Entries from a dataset
>>>

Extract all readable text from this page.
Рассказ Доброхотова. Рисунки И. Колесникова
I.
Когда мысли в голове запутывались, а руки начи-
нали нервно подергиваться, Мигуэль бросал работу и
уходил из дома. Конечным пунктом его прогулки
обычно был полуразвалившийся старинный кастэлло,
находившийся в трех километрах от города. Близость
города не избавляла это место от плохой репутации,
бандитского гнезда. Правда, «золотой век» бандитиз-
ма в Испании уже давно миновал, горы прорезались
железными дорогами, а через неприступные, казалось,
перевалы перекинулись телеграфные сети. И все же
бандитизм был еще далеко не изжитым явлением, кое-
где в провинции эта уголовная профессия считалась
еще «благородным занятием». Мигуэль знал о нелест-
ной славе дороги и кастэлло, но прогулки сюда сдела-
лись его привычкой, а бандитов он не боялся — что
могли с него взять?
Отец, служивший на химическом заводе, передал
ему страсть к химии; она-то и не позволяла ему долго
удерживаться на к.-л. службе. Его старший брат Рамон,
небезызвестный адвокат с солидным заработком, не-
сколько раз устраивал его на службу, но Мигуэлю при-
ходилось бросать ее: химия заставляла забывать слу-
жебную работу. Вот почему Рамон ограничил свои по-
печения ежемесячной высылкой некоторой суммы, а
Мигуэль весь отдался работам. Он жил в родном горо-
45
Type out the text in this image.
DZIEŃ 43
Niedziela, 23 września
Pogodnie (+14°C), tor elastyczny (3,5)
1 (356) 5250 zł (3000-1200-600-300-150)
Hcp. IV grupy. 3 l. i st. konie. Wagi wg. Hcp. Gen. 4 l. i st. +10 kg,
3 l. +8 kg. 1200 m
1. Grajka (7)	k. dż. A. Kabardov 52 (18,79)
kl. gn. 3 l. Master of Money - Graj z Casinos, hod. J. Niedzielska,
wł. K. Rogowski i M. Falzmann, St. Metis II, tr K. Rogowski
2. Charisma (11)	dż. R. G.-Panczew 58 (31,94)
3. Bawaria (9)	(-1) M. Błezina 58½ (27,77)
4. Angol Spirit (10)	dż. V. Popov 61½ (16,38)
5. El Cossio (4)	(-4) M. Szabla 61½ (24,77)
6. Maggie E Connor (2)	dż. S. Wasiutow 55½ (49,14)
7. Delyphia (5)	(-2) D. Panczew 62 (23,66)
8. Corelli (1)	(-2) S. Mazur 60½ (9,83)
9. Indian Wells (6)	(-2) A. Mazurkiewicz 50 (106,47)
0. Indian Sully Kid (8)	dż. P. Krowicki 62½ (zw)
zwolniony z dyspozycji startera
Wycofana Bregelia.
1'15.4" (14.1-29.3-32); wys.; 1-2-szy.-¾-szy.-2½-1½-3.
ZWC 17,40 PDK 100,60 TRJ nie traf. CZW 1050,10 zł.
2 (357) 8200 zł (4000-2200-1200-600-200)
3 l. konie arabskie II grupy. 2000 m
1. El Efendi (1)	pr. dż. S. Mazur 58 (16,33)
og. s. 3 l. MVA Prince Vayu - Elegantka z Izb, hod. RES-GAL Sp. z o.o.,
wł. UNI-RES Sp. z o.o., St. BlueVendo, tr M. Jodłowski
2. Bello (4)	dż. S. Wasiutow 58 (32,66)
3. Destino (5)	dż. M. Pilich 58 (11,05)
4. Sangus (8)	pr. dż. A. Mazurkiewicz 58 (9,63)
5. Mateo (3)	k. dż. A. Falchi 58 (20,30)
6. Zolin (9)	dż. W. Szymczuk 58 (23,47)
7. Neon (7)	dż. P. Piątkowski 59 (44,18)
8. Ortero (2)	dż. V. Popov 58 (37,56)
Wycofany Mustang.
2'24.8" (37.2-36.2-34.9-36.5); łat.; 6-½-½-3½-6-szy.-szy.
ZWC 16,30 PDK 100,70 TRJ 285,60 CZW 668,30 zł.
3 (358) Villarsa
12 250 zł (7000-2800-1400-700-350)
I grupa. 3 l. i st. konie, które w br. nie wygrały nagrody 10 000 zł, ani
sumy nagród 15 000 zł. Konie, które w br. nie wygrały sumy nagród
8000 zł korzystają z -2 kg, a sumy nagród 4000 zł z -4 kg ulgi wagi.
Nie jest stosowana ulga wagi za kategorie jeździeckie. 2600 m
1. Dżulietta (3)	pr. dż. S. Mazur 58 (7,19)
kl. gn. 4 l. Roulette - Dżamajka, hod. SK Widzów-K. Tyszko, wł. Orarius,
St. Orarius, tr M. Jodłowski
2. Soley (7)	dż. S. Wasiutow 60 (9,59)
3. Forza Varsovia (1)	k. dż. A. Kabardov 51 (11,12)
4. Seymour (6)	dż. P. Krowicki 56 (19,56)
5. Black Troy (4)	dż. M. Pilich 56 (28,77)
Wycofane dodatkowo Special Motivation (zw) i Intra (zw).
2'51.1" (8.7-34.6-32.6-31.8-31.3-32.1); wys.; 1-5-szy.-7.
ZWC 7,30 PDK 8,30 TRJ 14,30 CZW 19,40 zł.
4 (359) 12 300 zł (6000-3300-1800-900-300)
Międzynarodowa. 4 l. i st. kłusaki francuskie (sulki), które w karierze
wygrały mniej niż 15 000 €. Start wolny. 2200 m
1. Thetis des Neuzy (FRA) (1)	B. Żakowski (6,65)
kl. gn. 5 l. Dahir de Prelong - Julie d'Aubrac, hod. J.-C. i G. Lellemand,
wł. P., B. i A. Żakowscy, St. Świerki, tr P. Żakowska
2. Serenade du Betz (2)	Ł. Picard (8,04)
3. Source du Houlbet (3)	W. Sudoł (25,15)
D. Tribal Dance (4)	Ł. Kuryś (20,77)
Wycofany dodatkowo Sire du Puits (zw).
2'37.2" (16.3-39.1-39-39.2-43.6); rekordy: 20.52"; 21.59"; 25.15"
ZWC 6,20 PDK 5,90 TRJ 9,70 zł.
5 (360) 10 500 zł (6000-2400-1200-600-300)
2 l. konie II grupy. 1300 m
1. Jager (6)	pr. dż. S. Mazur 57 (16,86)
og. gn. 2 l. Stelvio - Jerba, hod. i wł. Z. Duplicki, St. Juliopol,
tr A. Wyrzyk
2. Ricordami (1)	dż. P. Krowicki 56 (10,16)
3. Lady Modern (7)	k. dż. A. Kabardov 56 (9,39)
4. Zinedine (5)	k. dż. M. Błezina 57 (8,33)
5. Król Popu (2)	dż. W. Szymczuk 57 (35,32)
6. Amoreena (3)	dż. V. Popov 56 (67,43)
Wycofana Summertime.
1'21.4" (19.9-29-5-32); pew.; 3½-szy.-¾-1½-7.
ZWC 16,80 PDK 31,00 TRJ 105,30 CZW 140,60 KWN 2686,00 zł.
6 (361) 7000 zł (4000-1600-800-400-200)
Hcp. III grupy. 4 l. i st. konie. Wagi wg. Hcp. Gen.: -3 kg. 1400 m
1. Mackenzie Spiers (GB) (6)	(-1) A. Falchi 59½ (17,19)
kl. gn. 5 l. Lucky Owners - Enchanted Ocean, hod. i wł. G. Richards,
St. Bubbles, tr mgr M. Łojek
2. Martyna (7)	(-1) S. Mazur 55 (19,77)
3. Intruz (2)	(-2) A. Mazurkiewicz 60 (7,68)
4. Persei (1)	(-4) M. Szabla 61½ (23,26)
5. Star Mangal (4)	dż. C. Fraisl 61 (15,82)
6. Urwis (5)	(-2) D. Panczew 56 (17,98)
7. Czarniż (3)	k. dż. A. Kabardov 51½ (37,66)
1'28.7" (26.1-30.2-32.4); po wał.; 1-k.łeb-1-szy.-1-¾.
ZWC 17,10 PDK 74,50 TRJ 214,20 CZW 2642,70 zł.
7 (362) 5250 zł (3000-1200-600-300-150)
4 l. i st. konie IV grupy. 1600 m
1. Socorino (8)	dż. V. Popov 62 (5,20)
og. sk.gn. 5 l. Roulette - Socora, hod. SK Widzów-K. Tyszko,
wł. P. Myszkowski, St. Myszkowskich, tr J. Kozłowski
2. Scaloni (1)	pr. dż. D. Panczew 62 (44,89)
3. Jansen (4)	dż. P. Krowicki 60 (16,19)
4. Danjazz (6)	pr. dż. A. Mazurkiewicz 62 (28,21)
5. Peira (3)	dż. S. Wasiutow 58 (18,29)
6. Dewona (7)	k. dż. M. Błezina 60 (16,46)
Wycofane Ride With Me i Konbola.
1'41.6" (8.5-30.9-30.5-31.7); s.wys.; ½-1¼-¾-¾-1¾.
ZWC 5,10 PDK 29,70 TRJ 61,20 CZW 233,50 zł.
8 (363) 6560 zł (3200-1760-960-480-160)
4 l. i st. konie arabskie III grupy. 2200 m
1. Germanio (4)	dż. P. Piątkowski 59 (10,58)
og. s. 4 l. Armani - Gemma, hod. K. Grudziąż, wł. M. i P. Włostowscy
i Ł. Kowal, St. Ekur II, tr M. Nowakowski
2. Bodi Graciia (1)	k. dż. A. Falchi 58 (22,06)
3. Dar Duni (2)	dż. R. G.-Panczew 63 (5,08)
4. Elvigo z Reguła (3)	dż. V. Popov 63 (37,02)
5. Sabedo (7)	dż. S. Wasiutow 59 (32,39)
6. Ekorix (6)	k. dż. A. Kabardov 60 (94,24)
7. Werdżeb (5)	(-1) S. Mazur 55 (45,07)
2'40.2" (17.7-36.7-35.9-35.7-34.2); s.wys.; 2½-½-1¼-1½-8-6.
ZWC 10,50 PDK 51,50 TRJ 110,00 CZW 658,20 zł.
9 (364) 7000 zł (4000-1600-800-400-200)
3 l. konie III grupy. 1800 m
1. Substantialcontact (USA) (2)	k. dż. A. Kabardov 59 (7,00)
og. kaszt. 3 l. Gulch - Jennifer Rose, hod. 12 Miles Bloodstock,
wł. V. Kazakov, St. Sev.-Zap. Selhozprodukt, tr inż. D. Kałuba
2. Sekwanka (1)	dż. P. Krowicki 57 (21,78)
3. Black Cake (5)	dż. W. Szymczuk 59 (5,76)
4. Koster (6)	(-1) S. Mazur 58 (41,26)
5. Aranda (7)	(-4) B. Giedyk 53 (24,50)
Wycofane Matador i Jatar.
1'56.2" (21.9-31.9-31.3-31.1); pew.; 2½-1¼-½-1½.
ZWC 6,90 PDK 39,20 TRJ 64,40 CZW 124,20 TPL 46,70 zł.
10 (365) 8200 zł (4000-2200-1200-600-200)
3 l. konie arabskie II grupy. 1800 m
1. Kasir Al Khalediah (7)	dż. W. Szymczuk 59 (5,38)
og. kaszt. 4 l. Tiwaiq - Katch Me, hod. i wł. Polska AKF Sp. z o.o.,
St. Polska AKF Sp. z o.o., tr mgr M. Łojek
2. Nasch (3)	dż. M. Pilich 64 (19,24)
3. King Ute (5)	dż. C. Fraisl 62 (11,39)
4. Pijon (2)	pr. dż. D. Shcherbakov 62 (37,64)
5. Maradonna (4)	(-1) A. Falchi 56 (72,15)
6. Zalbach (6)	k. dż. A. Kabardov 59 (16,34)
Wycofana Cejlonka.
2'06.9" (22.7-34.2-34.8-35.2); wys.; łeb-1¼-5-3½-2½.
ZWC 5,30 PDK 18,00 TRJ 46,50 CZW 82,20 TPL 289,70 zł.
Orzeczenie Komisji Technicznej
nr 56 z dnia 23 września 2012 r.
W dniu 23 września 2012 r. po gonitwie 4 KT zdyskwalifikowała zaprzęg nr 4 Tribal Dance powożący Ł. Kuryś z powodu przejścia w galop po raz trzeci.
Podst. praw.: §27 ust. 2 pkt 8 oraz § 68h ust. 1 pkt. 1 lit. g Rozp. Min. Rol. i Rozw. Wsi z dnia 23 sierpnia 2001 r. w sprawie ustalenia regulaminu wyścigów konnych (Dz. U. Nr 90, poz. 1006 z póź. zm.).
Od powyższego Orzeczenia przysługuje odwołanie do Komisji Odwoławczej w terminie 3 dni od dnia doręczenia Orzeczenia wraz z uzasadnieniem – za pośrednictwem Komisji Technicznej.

<<<

**Challenge:**
Search the entries for the word "кастэлло" and pick out every line that holds it.

**Answer to the exercise:**
обычно был полуразвалившийся старинный кастэлло,
ной славе дороги и кастэлло, но прогулки сюда сдела-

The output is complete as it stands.